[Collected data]

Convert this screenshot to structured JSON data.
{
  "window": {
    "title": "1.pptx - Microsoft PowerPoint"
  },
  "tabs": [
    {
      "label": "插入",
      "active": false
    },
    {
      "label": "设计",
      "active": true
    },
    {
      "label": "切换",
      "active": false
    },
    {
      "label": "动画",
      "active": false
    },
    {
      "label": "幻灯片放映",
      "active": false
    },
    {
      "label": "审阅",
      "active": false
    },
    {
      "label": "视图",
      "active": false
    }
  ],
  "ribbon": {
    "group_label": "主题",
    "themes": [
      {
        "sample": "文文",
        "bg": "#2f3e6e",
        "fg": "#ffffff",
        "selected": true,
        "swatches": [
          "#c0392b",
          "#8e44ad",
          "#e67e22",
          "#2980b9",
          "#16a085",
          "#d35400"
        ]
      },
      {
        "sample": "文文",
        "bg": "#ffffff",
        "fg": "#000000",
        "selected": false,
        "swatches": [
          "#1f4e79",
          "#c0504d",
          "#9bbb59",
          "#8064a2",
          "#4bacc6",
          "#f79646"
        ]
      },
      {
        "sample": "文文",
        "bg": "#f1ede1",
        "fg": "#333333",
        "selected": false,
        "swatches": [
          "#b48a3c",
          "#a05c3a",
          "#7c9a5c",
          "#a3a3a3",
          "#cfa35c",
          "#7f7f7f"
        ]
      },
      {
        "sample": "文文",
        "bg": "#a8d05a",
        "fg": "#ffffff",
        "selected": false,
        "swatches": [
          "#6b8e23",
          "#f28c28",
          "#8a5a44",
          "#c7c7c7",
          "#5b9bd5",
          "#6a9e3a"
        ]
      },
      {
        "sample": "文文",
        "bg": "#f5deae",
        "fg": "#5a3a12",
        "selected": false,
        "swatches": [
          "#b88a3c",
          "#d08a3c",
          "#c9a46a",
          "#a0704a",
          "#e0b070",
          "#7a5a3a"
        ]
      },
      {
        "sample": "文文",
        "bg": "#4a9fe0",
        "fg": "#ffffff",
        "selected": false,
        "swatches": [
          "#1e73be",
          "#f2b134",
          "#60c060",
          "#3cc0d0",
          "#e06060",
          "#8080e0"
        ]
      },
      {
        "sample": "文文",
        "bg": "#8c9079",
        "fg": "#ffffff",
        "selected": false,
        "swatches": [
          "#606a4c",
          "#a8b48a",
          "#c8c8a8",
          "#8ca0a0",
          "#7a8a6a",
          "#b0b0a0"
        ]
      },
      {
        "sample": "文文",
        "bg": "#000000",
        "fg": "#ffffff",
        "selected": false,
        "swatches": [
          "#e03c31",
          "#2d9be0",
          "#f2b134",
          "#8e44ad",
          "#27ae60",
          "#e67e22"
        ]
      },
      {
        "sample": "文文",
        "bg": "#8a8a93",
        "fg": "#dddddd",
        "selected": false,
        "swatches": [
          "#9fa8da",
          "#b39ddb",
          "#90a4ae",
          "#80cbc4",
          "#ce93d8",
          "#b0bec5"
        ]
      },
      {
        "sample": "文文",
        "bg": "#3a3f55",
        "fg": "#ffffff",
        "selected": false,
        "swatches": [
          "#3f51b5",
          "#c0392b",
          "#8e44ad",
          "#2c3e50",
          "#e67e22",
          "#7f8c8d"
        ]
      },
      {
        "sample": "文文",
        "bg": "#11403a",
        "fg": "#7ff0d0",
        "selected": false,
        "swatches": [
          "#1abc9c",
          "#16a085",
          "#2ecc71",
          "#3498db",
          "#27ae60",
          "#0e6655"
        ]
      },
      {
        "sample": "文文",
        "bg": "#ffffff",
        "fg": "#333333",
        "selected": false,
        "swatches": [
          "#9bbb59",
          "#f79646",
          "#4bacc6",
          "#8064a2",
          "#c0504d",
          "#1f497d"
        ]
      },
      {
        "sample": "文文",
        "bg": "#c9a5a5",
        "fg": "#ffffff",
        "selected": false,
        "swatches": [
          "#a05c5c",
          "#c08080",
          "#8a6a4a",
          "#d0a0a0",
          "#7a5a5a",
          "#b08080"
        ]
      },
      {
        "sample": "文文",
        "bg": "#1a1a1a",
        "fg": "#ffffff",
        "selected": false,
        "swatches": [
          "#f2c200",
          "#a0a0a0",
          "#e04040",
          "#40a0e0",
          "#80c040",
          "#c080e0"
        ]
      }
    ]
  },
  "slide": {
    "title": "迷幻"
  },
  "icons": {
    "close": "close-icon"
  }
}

__Exercise brief__: Return every line of the material exactly.

__Solution to this task__:
Convert this screenshot to structured JSON data.
{
  "window": {
    "title": "1.pptx - Microsoft PowerPoint"
  },
  "tabs": [
    {
      "label": "插入",
      "active": false
    },
    {
      "label": "设计",
      "active": true
    },
    {
      "label": "切换",
      "active": false
    },
    {
      "label": "动画",
      "active": false
    },
    {
      "label": "幻灯片放映",
      "active": false
    },
    {
      "label": "审阅",
      "active": false
    },
    {
      "label": "视图",
      "active": false
    }
  ],
  "ribbon": {
    "group_label": "主题",
    "themes": [
      {
        "sample": "文文",
        "bg": "#2f3e6e",
        "fg": "#ffffff",
        "selected": true,
        "swatches": [
          "#c0392b",
          "#8e44ad",
          "#e67e22",
          "#2980b9",
          "#16a085",
          "#d35400"
        ]
      },
      {
        "sample": "文文",
        "bg": "#ffffff",
        "fg": "#000000",
        "selected": false,
        "swatches": [
          "#1f4e79",
          "#c0504d",
          "#9bbb59",
          "#8064a2",
          "#4bacc6",
          "#f79646"
        ]
      },
      {
        "sample": "文文",
        "bg": "#f1ede1",
        "fg": "#333333",
        "selected": false,
        "swatches": [
          "#b48a3c",
          "#a05c3a",
          "#7c9a5c",
          "#a3a3a3",
          "#cfa35c",
          "#7f7f7f"
        ]
      },
      {
        "sample": "文文",
        "bg": "#a8d05a",
        "fg": "#ffffff",
        "selected": false,
        "swatches": [
          "#6b8e23",
          "#f28c28",
          "#8a5a44",
          "#c7c7c7",
          "#5b9bd5",
          "#6a9e3a"
        ]
      },
      {
        "sample": "文文",
        "bg": "#f5deae",
        "fg": "#5a3a12",
        "selected": false,
        "swatches": [
          "#b88a3c",
          "#d08a3c",
          "#c9a46a",
          "#a0704a",
          "#e0b070",
          "#7a5a3a"
        ]
      },
      {
        "sample": "文文",
        "bg": "#4a9fe0",
        "fg": "#ffffff",
        "selected": false,
        "swatches": [
          "#1e73be",
          "#f2b134",
          "#60c060",
          "#3cc0d0",
          "#e06060",
          "#8080e0"
        ]
      },
      {
        "sample": "文文",
        "bg": "#8c9079",
        "fg": "#ffffff",
        "selected": false,
        "swatches": [
          "#606a4c",
          "#a8b48a",
          "#c8c8a8",
          "#8ca0a0",
          "#7a8a6a",
          "#b0b0a0"
        ]
      },
      {
        "sample": "文文",
        "bg": "#000000",
        "fg": "#ffffff",
        "selected": false,
        "swatches": [
          "#e03c31",
          "#2d9be0",
          "#f2b134",
          "#8e44ad",
          "#27ae60",
          "#e67e22"
        ]
      },
      {
        "sample": "文文",
        "bg": "#8a8a93",
        "fg": "#dddddd",
        "selected": false,
        "swatches": [
          "#9fa8da",
          "#b39ddb",
          "#90a4ae",
          "#80cbc4",
          "#ce93d8",
          "#b0bec5"
        ]
      },
      {
        "sample": "文文",
        "bg": "#3a3f55",
        "fg": "#ffffff",
        "selected": false,
        "swatches": [
          "#3f51b5",
          "#c0392b",
          "#8e44ad",
          "#2c3e50",
          "#e67e22",
          "#7f8c8d"
        ]
      },
      {
        "sample": "文文",
        "bg": "#11403a",
        "fg": "#7ff0d0",
        "selected": false,
        "swatches": [
          "#1abc9c",
          "#16a085",
          "#2ecc71",
          "#3498db",
          "#27ae60",
          "#0e6655"
        ]
      },
      {
        "sample": "文文",
        "bg": "#ffffff",
        "fg": "#333333",
        "selected": false,
        "swatches": [
          "#9bbb59",
          "#f79646",
          "#4bacc6",
          "#8064a2",
          "#c0504d",
          "#1f497d"
        ]
      },
      {
        "sample": "文文",
        "bg": "#c9a5a5",
        "fg": "#ffffff",
        "selected": false,
        "swatches": [
          "#a05c5c",
          "#c08080",
          "#8a6a4a",
          "#d0a0a0",
          "#7a5a5a",
          "#b08080"
        ]
      },
      {
        "sample": "文文",
        "bg": "#1a1a1a",
        "fg": "#ffffff",
        "selected": false,
        "swatches": [
          "#f2c200",
          "#a0a0a0",
          "#e04040",
          "#40a0e0",
          "#80c040",
          "#c080e0"
        ]
      }
    ]
  },
  "slide": {
    "title": "迷幻"
  },
  "icons": {
    "close": "close-icon"
  }
}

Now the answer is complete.